▶ _TO BE DONE_
Look for the string "Games" in the lines and copy each line that has it.
==== MATERIAL PROVIDED
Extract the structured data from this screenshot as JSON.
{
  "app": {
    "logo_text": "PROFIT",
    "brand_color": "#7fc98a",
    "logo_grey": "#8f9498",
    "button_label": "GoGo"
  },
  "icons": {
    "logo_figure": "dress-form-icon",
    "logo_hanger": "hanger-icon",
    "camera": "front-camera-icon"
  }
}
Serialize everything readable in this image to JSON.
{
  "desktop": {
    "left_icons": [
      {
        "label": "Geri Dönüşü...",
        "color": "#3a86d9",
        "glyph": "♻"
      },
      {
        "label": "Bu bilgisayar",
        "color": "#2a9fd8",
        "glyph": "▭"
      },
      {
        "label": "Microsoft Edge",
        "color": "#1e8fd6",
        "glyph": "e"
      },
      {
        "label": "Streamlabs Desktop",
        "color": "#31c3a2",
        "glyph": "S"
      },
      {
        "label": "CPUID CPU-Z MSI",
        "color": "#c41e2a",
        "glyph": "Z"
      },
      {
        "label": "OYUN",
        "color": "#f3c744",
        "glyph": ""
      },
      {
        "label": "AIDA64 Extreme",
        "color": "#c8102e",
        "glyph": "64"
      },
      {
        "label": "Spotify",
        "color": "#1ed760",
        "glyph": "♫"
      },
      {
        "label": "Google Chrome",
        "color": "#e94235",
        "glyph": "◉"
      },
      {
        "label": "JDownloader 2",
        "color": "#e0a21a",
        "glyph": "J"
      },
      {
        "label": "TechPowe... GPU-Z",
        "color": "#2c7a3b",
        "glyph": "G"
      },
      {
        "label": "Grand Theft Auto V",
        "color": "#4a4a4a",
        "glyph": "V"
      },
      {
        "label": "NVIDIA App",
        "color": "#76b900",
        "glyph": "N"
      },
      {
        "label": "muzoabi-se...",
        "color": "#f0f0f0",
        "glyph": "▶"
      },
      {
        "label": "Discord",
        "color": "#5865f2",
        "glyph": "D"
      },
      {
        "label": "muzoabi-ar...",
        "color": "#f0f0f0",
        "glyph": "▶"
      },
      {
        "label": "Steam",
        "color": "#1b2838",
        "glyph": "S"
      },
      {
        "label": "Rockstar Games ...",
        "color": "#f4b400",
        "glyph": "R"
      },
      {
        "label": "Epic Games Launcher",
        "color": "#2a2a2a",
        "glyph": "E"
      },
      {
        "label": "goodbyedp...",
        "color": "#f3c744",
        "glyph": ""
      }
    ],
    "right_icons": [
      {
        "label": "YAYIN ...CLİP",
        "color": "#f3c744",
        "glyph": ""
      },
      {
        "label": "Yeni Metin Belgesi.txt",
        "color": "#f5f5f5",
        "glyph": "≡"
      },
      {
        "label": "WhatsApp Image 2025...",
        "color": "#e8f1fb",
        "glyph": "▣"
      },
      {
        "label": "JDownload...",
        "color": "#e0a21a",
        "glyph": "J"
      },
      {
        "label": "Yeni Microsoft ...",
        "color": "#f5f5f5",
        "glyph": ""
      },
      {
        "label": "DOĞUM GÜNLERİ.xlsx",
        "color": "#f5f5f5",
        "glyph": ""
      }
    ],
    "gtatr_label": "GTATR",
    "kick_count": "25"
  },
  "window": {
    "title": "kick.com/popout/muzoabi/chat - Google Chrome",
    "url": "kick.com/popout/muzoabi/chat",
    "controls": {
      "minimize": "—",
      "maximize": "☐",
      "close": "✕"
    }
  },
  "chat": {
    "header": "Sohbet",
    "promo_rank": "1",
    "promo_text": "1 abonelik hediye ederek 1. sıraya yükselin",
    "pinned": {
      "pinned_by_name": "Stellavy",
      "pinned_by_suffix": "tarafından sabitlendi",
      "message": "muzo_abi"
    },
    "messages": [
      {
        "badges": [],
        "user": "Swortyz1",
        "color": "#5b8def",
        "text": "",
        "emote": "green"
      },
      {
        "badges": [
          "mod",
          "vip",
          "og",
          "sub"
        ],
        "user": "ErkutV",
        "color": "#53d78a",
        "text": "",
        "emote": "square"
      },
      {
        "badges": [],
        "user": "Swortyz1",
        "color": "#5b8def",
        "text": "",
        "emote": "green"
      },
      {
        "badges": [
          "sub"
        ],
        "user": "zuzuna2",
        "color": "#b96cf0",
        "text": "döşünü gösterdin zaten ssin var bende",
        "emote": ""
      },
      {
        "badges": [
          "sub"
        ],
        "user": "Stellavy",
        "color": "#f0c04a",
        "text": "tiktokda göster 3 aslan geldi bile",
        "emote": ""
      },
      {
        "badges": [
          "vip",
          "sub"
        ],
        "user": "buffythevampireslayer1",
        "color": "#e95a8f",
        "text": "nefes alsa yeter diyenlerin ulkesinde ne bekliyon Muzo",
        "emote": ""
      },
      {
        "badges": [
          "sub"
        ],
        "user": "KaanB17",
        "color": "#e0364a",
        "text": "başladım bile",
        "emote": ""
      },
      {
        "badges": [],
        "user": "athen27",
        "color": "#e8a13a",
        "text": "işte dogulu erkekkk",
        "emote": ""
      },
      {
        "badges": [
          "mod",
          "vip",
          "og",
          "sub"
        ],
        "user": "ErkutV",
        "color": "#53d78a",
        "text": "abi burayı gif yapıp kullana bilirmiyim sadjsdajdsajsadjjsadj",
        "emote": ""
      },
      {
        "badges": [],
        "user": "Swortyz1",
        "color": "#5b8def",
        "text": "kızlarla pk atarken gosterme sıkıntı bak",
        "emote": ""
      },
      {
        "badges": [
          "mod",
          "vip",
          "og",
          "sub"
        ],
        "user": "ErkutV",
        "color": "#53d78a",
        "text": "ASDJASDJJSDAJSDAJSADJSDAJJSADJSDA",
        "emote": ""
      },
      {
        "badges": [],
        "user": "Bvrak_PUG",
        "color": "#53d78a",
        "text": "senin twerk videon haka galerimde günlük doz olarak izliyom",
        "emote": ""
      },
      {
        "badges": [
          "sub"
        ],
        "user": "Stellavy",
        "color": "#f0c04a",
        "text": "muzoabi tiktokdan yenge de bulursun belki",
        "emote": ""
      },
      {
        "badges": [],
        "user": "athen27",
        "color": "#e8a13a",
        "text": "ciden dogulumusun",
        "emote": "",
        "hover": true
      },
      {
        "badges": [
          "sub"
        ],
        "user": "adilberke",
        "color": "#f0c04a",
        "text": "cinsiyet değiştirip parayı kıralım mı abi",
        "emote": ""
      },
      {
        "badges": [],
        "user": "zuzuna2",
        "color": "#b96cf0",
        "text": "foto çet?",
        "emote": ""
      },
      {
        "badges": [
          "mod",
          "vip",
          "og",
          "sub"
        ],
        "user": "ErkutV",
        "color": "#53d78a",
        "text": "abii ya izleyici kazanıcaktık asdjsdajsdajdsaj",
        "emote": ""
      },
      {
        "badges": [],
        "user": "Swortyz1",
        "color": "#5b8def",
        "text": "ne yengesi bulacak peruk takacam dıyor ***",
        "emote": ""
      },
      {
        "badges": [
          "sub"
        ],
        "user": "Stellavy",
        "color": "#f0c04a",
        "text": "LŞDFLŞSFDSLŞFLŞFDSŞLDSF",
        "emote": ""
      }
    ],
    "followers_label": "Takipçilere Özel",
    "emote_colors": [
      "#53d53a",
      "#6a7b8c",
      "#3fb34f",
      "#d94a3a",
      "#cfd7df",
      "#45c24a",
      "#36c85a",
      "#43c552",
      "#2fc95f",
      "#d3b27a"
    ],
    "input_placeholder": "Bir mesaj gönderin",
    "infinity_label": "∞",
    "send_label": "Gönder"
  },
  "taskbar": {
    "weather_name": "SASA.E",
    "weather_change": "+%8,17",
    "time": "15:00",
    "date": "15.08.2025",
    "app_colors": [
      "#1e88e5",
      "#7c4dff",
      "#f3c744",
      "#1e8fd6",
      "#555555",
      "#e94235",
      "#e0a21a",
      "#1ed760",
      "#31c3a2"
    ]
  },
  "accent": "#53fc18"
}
========
▶ _THE ANSWER_
        "label": "Rockstar Games ...",
        "label": "Epic Games Launcher",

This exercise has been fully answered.